:: Stated problem ::
Update the data by replacing every "Movie Nights" with "Film Nights", keeping everything else the same.

[Element and region listings]
· · · ·

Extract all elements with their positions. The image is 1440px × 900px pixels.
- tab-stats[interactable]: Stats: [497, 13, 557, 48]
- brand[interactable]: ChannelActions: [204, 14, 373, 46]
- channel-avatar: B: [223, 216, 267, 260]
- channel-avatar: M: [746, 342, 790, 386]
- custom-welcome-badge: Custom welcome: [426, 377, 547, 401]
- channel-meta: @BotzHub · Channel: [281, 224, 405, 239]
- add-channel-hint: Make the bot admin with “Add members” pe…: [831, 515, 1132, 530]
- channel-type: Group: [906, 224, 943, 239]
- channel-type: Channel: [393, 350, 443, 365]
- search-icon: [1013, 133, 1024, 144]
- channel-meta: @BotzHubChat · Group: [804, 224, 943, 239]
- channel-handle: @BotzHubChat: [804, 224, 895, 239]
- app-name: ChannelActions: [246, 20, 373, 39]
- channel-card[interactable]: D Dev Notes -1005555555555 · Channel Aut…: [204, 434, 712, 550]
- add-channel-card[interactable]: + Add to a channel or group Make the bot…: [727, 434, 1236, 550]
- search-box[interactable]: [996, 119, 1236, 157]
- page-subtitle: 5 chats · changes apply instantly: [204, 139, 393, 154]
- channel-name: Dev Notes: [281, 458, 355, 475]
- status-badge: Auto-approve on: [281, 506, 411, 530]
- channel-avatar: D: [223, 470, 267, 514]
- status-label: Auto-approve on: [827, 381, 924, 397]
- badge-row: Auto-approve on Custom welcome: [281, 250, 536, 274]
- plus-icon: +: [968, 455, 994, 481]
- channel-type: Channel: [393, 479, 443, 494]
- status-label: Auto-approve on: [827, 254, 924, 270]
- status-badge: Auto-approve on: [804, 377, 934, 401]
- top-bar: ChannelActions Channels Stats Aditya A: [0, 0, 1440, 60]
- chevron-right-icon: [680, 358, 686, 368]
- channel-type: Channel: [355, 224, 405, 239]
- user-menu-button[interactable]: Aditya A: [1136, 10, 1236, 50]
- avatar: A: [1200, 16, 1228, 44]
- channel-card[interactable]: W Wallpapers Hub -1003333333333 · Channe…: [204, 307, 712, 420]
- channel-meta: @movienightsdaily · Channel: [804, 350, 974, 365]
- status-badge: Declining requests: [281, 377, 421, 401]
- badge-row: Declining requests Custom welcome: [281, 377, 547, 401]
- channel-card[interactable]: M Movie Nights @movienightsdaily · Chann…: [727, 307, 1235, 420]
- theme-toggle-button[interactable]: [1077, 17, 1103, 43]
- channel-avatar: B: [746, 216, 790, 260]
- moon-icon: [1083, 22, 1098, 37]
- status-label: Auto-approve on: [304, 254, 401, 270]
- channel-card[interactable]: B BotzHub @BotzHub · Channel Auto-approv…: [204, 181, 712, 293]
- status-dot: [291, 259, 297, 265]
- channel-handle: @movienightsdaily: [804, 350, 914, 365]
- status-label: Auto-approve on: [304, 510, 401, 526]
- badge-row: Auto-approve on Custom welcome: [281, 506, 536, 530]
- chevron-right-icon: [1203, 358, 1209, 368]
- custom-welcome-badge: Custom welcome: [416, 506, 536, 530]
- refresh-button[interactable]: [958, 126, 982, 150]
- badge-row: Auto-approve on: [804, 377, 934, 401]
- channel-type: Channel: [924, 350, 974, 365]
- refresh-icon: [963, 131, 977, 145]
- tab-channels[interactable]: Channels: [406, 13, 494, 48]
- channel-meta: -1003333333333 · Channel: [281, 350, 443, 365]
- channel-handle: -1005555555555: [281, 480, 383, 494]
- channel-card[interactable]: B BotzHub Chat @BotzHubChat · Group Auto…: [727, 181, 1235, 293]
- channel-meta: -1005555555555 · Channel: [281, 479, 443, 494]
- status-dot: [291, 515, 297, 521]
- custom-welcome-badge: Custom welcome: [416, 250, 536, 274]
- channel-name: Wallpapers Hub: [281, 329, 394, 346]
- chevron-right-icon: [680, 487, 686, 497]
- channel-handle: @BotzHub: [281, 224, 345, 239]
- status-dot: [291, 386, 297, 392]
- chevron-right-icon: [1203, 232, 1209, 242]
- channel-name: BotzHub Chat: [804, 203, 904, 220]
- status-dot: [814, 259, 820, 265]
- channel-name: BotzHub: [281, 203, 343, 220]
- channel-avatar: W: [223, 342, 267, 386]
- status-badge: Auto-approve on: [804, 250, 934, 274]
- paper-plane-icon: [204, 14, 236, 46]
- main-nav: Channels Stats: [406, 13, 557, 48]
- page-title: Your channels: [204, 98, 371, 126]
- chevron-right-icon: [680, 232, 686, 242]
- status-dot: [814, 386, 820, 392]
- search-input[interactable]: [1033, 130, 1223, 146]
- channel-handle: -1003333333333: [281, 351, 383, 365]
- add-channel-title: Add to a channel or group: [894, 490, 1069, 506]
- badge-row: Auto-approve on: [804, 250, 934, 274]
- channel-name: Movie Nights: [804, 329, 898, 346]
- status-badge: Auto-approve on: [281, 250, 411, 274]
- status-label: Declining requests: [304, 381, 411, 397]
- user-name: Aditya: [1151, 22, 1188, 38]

· · · ·

:: Complete answer ::
Extract all elements with their positions. The image is 1440px × 900px pixels.
- tab-stats[interactable]: Stats: [497, 13, 557, 48]
- brand[interactable]: ChannelActions: [204, 14, 373, 46]
- channel-avatar: B: [223, 216, 267, 260]
- channel-avatar: M: [746, 342, 790, 386]
- custom-welcome-badge: Custom welcome: [426, 377, 547, 401]
- channel-meta: @BotzHub · Channel: [281, 224, 405, 239]
- add-channel-hint: Make the bot admin with “Add members” pe…: [831, 515, 1132, 530]
- channel-type: Group: [906, 224, 943, 239]
- channel-type: Channel: [393, 350, 443, 365]
- search-icon: [1013, 133, 1024, 144]
- channel-meta: @BotzHubChat · Group: [804, 224, 943, 239]
- channel-handle: @BotzHubChat: [804, 224, 895, 239]
- app-name: ChannelActions: [246, 20, 373, 39]
- channel-card[interactable]: D Dev Notes -1005555555555 · Channel Aut…: [204, 434, 712, 550]
- add-channel-card[interactable]: + Add to a channel or group Make the bot…: [727, 434, 1236, 550]
- search-box[interactable]: [996, 119, 1236, 157]
- page-subtitle: 5 chats · changes apply instantly: [204, 139, 393, 154]
- channel-name: Dev Notes: [281, 458, 355, 475]
- status-badge: Auto-approve on: [281, 506, 411, 530]
- channel-avatar: D: [223, 470, 267, 514]
- status-label: Auto-approve on: [827, 381, 924, 397]
- badge-row: Auto-approve on Custom welcome: [281, 250, 536, 274]
- plus-icon: +: [968, 455, 994, 481]
- channel-type: Channel: [393, 479, 443, 494]
- status-label: Auto-approve on: [827, 254, 924, 270]
- status-badge: Auto-approve on: [804, 377, 934, 401]
- top-bar: ChannelActions Channels Stats Aditya A: [0, 0, 1440, 60]
- chevron-right-icon: [680, 358, 686, 368]
- channel-type: Channel: [355, 224, 405, 239]
- user-menu-button[interactable]: Aditya A: [1136, 10, 1236, 50]
- avatar: A: [1200, 16, 1228, 44]
- channel-card[interactable]: W Wallpapers Hub -1003333333333 · Channe…: [204, 307, 712, 420]
- channel-meta: @movienightsdaily · Channel: [804, 350, 974, 365]
- status-badge: Declining requests: [281, 377, 421, 401]
- badge-row: Declining requests Custom welcome: [281, 377, 547, 401]
- channel-card[interactable]: M Film Nights @movienightsdaily · Chann…: [727, 307, 1235, 420]
- theme-toggle-button[interactable]: [1077, 17, 1103, 43]
- channel-avatar: B: [746, 216, 790, 260]
- moon-icon: [1083, 22, 1098, 37]
- status-label: Auto-approve on: [304, 254, 401, 270]
- channel-card[interactable]: B BotzHub @BotzHub · Channel Auto-approv…: [204, 181, 712, 293]
- status-dot: [291, 259, 297, 265]
- channel-handle: @movienightsdaily: [804, 350, 914, 365]
- status-label: Auto-approve on: [304, 510, 401, 526]
- badge-row: Auto-approve on Custom welcome: [281, 506, 536, 530]
- chevron-right-icon: [1203, 358, 1209, 368]
- custom-welcome-badge: Custom welcome: [416, 506, 536, 530]
- refresh-button[interactable]: [958, 126, 982, 150]
- badge-row: Auto-approve on: [804, 377, 934, 401]
- channel-type: Channel: [924, 350, 974, 365]
- refresh-icon: [963, 131, 977, 145]
- tab-channels[interactable]: Channels: [406, 13, 494, 48]
- channel-meta: -1003333333333 · Channel: [281, 350, 443, 365]
- channel-handle: -1005555555555: [281, 480, 383, 494]
- channel-card[interactable]: B BotzHub Chat @BotzHubChat · Group Auto…: [727, 181, 1235, 293]
- channel-meta: -1005555555555 · Channel: [281, 479, 443, 494]
- status-dot: [291, 515, 297, 521]
- custom-welcome-badge: Custom welcome: [416, 250, 536, 274]
- channel-name: Wallpapers Hub: [281, 329, 394, 346]
- chevron-right-icon: [680, 487, 686, 497]
- channel-handle: @BotzHub: [281, 224, 345, 239]
- status-dot: [291, 386, 297, 392]
- chevron-right-icon: [1203, 232, 1209, 242]
- channel-name: BotzHub Chat: [804, 203, 904, 220]
- status-dot: [814, 259, 820, 265]
- channel-name: BotzHub: [281, 203, 343, 220]
- channel-avatar: W: [223, 342, 267, 386]
- status-badge: Auto-approve on: [804, 250, 934, 274]
- paper-plane-icon: [204, 14, 236, 46]
- main-nav: Channels Stats: [406, 13, 557, 48]
- page-title: Your channels: [204, 98, 371, 126]
- chevron-right-icon: [680, 232, 686, 242]
- status-dot: [814, 386, 820, 392]
- search-input[interactable]: [1033, 130, 1223, 146]
- channel-handle: -1003333333333: [281, 351, 383, 365]
- add-channel-title: Add to a channel or group: [894, 490, 1069, 506]
- badge-row: Auto-approve on: [804, 250, 934, 274]
- channel-name: Film Nights: [804, 329, 898, 346]
- status-badge: Auto-approve on: [281, 250, 411, 274]
- status-label: Declining requests: [304, 381, 411, 397]
- user-name: Aditya: [1151, 22, 1188, 38]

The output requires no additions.